[Data excerpts]
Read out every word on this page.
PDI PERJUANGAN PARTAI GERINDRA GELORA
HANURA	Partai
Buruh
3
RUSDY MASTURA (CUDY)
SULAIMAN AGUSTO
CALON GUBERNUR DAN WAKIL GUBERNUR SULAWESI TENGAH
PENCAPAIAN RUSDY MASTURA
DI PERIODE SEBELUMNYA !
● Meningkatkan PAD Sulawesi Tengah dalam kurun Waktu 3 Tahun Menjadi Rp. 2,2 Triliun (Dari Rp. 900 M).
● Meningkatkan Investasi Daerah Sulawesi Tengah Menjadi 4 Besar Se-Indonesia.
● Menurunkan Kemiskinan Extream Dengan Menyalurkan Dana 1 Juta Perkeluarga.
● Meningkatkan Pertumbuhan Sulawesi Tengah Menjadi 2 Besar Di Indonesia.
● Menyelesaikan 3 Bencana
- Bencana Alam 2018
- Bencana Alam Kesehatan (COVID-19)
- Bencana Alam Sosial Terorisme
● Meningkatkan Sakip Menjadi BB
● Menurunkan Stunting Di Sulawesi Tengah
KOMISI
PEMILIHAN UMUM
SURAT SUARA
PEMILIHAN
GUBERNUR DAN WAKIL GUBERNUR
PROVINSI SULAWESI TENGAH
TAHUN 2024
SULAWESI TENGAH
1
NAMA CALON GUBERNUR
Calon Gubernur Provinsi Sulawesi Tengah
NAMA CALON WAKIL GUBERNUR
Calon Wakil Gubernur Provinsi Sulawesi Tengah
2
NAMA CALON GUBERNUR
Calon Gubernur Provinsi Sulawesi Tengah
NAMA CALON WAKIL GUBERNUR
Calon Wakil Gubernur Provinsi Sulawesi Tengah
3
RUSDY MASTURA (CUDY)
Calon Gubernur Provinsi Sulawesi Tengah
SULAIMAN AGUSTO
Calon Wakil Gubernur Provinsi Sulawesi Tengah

### WHAT YOU HAVE TO DO
Write out the entire listing exactly.

### ANSWER FOR THE TASK
Read out every word on this page.
PDI PERJUANGAN PARTAI GERINDRA GELORA
HANURA	Partai
Buruh
3
RUSDY MASTURA (CUDY)
SULAIMAN AGUSTO
CALON GUBERNUR DAN WAKIL GUBERNUR SULAWESI TENGAH
PENCAPAIAN RUSDY MASTURA
DI PERIODE SEBELUMNYA !
● Meningkatkan PAD Sulawesi Tengah dalam kurun Waktu 3 Tahun Menjadi Rp. 2,2 Triliun (Dari Rp. 900 M).
● Meningkatkan Investasi Daerah Sulawesi Tengah Menjadi 4 Besar Se-Indonesia.
● Menurunkan Kemiskinan Extream Dengan Menyalurkan Dana 1 Juta Perkeluarga.
● Meningkatkan Pertumbuhan Sulawesi Tengah Menjadi 2 Besar Di Indonesia.
● Menyelesaikan 3 Bencana
- Bencana Alam 2018
- Bencana Alam Kesehatan (COVID-19)
- Bencana Alam Sosial Terorisme
● Meningkatkan Sakip Menjadi BB
● Menurunkan Stunting Di Sulawesi Tengah
KOMISI
PEMILIHAN UMUM
SURAT SUARA
PEMILIHAN
GUBERNUR DAN WAKIL GUBERNUR
PROVINSI SULAWESI TENGAH
TAHUN 2024
SULAWESI TENGAH
1
NAMA CALON GUBERNUR
Calon Gubernur Provinsi Sulawesi Tengah
NAMA CALON WAKIL GUBERNUR
Calon Wakil Gubernur Provinsi Sulawesi Tengah
2
NAMA CALON GUBERNUR
Calon Gubernur Provinsi Sulawesi Tengah
NAMA CALON WAKIL GUBERNUR
Calon Wakil Gubernur Provinsi Sulawesi Tengah
3
RUSDY MASTURA (CUDY)
Calon Gubernur Provinsi Sulawesi Tengah
SULAIMAN AGUSTO
Calon Wakil Gubernur Provinsi Sulawesi Tengah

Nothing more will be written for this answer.